• **WHAT YOU WILL DO**
How many lines hold the string "before"? Give only the number.

Raw records:

━━━━━━━━━━━━━━━━━━━━

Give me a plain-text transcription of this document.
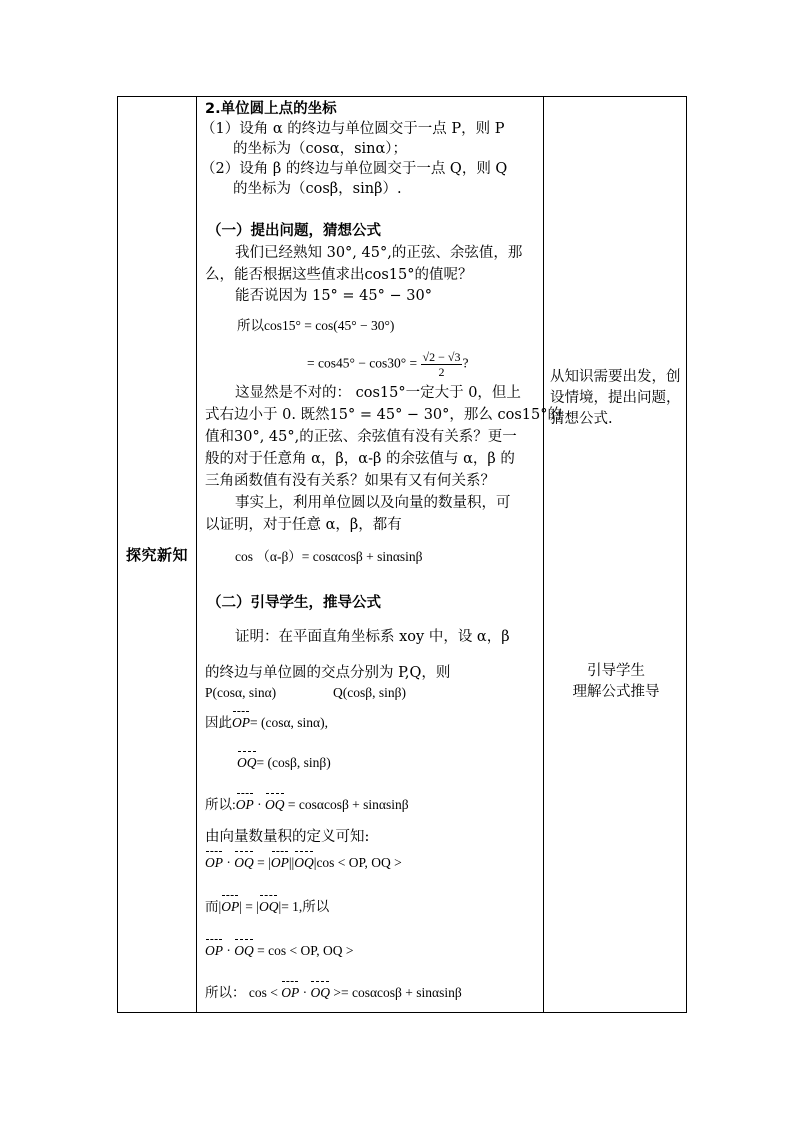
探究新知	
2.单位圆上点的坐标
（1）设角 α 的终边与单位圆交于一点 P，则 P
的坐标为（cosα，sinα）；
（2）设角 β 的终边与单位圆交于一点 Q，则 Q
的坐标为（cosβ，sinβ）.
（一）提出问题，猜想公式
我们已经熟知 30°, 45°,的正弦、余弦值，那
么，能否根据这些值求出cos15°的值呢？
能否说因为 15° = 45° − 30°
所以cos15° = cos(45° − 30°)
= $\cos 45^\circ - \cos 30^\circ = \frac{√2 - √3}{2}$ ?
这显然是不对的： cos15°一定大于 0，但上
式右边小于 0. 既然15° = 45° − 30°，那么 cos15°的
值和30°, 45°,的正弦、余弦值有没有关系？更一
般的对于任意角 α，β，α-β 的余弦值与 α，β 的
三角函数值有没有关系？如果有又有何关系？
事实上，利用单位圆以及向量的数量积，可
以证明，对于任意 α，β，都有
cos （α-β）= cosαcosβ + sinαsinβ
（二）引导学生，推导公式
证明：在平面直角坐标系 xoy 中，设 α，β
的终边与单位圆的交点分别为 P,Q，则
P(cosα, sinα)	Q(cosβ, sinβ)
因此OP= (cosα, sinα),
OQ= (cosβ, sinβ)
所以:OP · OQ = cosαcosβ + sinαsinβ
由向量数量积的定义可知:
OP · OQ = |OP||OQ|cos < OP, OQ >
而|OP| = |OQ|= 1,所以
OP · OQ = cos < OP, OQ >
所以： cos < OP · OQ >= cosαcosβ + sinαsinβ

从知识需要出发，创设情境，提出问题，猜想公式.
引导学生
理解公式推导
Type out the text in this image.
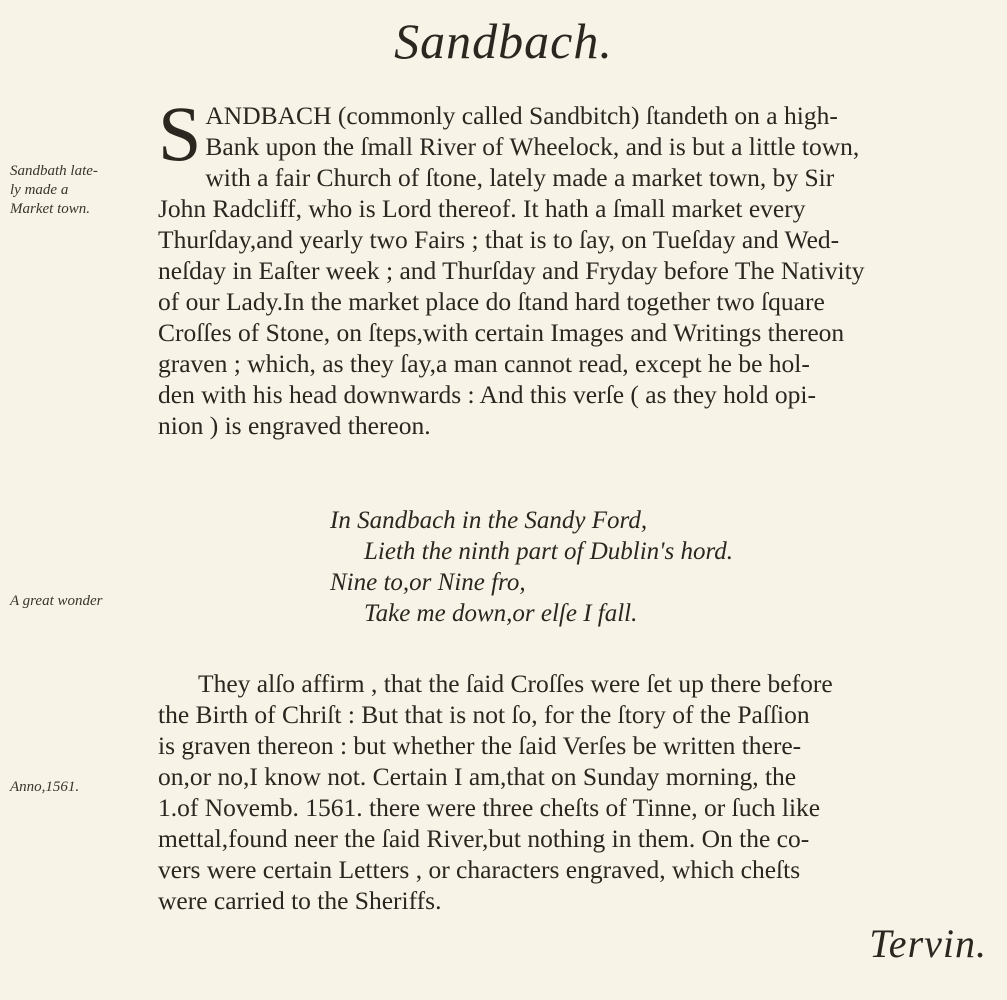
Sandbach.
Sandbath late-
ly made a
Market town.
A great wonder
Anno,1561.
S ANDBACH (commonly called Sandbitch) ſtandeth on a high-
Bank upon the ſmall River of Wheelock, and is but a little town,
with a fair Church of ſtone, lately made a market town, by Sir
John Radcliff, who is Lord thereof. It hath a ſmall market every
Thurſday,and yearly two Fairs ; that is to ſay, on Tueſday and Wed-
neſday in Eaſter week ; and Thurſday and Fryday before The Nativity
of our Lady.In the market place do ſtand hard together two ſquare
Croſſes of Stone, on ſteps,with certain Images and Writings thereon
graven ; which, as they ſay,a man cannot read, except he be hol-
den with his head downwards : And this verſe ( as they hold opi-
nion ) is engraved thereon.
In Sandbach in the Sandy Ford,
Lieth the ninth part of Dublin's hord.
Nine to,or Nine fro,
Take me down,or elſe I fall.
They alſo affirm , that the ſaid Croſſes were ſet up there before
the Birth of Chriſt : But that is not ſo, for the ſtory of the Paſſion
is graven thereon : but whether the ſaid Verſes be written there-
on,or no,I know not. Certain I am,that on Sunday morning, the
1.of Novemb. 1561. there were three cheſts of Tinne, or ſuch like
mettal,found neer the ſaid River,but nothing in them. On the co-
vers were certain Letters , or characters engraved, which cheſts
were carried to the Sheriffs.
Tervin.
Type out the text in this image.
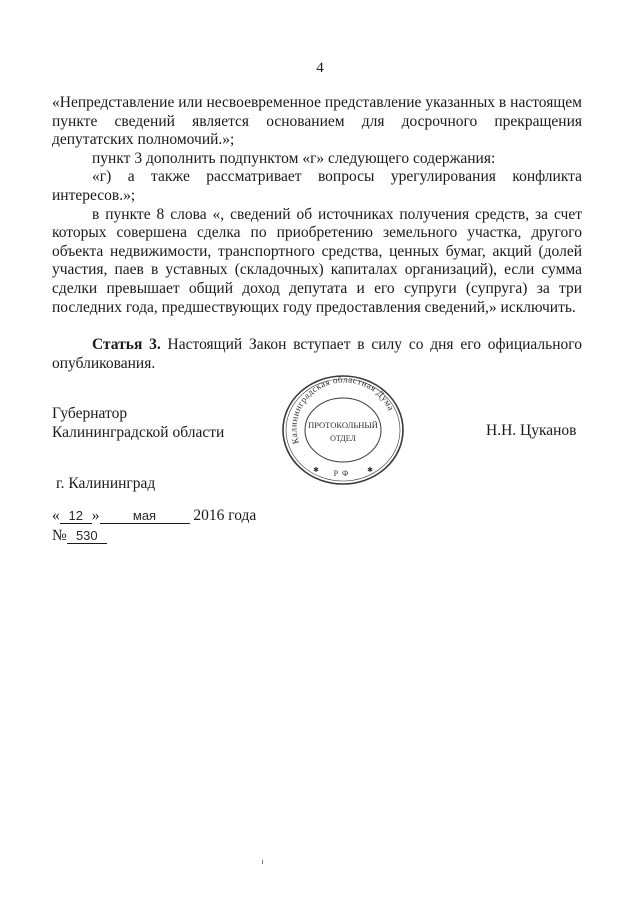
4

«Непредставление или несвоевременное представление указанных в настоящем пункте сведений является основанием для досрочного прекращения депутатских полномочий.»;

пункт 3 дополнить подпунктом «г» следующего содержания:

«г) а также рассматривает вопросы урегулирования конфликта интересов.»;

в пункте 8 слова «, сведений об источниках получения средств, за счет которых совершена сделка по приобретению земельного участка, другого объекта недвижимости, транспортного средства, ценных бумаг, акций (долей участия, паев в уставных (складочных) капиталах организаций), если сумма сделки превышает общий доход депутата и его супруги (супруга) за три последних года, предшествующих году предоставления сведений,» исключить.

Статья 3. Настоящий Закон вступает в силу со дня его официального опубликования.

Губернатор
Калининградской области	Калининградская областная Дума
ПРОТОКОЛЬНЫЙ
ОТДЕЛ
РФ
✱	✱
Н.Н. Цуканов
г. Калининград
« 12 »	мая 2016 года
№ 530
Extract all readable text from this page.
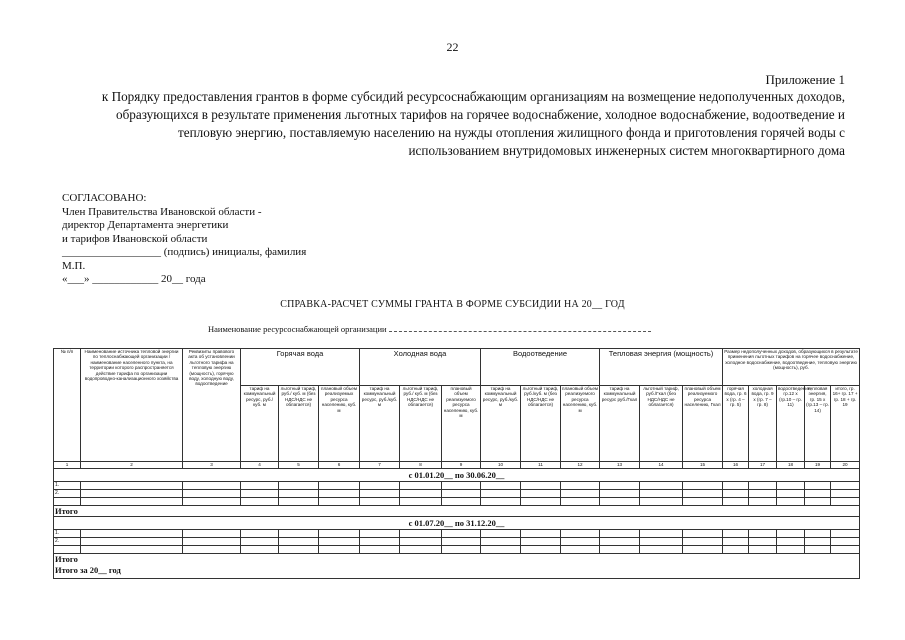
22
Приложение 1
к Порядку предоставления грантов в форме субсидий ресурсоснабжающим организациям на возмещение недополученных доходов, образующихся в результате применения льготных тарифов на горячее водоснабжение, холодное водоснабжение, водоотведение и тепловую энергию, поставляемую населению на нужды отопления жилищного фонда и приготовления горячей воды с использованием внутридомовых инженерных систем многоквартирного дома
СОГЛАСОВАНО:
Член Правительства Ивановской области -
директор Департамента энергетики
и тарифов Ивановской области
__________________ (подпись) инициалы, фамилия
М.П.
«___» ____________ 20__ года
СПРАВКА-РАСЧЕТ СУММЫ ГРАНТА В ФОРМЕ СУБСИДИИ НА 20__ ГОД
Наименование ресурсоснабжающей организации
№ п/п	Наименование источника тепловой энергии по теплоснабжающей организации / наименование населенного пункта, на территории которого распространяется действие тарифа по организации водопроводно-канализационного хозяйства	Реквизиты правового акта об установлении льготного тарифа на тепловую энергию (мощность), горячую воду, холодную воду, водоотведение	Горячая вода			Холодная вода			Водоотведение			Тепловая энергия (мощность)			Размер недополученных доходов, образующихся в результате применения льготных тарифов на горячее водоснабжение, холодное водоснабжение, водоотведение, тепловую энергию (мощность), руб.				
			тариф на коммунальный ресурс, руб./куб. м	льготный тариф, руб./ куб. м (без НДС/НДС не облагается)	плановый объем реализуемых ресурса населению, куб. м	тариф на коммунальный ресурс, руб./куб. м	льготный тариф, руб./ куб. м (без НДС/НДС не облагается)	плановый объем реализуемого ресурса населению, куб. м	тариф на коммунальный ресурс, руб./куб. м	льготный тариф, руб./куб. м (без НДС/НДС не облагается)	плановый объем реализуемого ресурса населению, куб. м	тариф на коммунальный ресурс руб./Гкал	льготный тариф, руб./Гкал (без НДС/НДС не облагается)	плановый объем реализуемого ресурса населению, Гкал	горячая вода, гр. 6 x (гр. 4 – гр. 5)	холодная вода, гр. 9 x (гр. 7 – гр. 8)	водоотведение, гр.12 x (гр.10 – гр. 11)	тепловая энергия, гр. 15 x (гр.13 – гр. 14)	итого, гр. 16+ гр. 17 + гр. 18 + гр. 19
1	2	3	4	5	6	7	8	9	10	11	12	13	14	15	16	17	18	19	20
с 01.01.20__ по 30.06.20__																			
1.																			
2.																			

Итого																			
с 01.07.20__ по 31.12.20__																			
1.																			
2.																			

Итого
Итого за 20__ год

━━━━━━━━━━━━━━━━━━━━

• **WRITTEN SOLUTION**
2